MATERIALS PROVIDED:
....
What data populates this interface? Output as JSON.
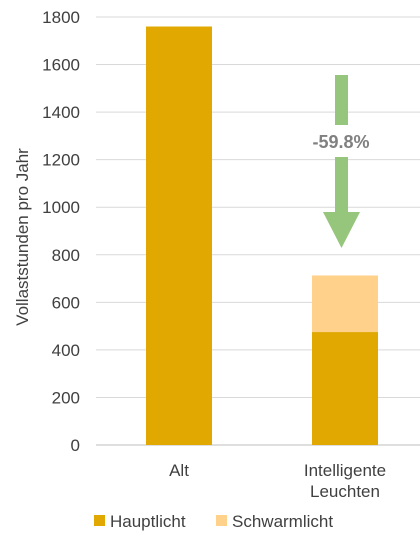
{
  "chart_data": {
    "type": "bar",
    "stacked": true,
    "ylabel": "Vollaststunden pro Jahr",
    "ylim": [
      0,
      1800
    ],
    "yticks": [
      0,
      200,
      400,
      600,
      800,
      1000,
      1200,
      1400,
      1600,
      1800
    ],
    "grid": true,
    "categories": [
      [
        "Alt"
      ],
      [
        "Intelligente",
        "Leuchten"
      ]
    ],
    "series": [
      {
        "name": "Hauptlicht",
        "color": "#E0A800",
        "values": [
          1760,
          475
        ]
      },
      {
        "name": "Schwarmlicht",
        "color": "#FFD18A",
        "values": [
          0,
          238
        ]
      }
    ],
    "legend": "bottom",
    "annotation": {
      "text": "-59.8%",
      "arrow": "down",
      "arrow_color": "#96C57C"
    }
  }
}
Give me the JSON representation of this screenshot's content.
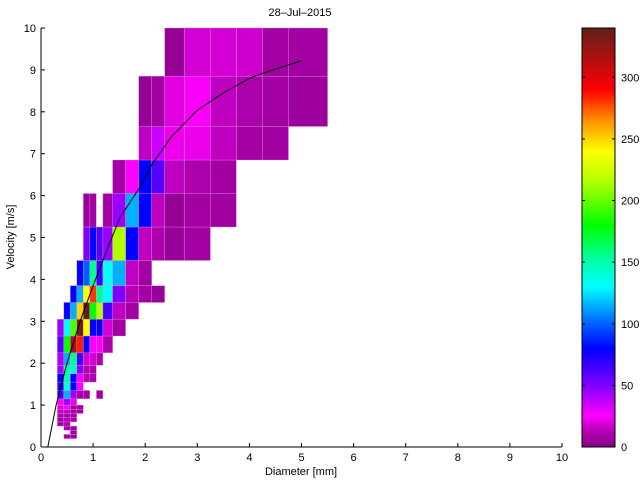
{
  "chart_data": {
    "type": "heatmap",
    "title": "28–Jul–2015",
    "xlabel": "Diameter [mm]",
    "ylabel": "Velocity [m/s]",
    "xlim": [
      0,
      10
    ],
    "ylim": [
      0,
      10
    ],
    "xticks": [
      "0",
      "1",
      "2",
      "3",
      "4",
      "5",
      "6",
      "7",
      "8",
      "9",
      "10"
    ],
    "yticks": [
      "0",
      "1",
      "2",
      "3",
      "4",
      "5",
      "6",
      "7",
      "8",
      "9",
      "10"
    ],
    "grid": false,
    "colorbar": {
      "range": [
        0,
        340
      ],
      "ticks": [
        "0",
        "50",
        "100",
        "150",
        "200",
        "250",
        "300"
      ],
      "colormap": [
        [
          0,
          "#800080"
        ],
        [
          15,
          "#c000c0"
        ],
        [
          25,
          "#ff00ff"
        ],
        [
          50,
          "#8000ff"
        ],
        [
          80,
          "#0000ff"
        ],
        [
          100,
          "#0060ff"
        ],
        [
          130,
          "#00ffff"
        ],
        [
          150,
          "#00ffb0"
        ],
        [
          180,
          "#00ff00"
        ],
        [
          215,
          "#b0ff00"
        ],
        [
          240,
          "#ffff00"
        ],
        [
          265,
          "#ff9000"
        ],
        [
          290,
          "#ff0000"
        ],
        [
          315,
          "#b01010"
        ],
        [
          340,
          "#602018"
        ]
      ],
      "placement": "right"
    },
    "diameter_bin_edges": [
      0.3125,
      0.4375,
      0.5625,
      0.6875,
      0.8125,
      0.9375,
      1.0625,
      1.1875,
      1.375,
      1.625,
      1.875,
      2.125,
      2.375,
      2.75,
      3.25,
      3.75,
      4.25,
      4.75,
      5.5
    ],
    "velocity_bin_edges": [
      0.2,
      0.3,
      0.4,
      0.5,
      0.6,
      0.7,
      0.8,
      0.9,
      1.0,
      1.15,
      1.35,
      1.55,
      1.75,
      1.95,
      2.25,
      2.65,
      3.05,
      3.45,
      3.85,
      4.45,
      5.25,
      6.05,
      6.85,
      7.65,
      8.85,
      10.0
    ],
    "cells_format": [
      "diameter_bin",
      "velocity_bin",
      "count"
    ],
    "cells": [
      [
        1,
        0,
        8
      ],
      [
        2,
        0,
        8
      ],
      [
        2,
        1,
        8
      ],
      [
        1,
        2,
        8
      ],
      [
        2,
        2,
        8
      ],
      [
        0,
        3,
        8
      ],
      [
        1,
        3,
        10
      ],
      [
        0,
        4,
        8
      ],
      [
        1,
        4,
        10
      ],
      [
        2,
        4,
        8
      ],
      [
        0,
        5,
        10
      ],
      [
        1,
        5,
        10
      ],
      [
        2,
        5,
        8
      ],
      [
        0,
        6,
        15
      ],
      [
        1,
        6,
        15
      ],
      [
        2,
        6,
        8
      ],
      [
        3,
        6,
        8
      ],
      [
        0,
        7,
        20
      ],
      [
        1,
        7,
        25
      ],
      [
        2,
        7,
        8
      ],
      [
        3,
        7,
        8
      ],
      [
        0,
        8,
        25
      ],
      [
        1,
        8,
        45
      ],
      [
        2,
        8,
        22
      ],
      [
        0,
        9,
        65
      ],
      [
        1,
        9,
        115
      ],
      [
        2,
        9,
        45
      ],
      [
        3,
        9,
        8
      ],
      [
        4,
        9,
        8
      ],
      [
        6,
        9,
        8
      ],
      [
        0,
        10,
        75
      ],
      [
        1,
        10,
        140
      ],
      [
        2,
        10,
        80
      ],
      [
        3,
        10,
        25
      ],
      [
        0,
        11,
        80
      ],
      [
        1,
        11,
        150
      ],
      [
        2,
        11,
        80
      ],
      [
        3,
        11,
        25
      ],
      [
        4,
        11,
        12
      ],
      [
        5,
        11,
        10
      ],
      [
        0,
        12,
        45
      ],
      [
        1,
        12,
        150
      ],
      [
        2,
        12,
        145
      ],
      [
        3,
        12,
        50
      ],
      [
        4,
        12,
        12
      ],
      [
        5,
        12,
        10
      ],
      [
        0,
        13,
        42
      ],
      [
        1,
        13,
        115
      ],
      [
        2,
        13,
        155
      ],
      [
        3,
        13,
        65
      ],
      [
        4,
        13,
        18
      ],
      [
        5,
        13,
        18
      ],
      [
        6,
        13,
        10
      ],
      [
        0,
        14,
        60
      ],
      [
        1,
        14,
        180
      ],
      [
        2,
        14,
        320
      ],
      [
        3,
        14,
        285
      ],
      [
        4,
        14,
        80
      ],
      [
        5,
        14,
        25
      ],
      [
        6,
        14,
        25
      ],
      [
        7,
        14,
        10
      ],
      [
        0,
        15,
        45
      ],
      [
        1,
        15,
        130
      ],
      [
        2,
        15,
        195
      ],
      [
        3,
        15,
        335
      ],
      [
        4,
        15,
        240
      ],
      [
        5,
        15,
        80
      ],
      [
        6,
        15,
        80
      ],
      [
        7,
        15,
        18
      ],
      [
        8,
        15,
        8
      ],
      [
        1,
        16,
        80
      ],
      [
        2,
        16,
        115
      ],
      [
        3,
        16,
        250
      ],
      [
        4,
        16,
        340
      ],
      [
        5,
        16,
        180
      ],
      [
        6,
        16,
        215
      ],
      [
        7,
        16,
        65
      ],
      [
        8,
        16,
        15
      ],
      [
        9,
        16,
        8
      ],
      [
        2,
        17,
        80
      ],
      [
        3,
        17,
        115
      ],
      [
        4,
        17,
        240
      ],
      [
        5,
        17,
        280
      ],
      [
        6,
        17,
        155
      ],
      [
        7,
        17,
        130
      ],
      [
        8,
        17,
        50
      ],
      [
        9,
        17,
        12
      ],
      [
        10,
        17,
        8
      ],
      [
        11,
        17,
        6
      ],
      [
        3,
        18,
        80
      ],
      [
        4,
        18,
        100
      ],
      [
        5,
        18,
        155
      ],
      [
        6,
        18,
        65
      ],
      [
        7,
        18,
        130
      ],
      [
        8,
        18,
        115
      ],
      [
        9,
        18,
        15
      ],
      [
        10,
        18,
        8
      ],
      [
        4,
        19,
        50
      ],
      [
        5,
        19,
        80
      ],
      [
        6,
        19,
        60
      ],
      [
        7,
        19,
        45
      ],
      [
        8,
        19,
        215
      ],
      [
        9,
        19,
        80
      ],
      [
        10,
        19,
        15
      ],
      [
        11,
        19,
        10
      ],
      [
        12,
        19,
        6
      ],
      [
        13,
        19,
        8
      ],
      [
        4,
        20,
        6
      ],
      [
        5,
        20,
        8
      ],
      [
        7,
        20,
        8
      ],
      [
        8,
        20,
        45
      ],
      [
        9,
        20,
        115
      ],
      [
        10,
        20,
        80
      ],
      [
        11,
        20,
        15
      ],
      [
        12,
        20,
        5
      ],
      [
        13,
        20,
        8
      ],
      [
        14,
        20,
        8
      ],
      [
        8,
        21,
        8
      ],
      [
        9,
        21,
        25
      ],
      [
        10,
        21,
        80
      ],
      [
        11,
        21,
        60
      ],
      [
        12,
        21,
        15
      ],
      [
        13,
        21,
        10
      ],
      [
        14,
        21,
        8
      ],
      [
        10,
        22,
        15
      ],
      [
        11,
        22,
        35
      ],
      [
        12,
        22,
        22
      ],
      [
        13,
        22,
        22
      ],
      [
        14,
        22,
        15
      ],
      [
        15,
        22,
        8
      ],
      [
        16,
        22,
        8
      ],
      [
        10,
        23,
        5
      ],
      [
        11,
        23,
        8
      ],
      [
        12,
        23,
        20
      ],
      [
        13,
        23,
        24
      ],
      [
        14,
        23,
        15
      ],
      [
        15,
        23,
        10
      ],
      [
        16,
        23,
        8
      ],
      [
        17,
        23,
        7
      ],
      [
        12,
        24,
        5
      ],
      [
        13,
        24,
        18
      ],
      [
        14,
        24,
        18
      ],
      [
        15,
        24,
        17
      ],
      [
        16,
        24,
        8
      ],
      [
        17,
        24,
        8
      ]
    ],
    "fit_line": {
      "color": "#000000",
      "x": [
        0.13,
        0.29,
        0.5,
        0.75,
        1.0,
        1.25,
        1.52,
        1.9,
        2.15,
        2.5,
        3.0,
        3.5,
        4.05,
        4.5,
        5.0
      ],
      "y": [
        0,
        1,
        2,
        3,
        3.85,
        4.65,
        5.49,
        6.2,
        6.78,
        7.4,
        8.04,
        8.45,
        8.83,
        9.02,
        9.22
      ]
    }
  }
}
....
PROBLEM TO WORK ON: In the listing above, find the lines holding the word "this" and copy them.

FULL RESPONSE:
What data populates this interface? Output as JSON.
Give me the JSON representation of this screenshot's content.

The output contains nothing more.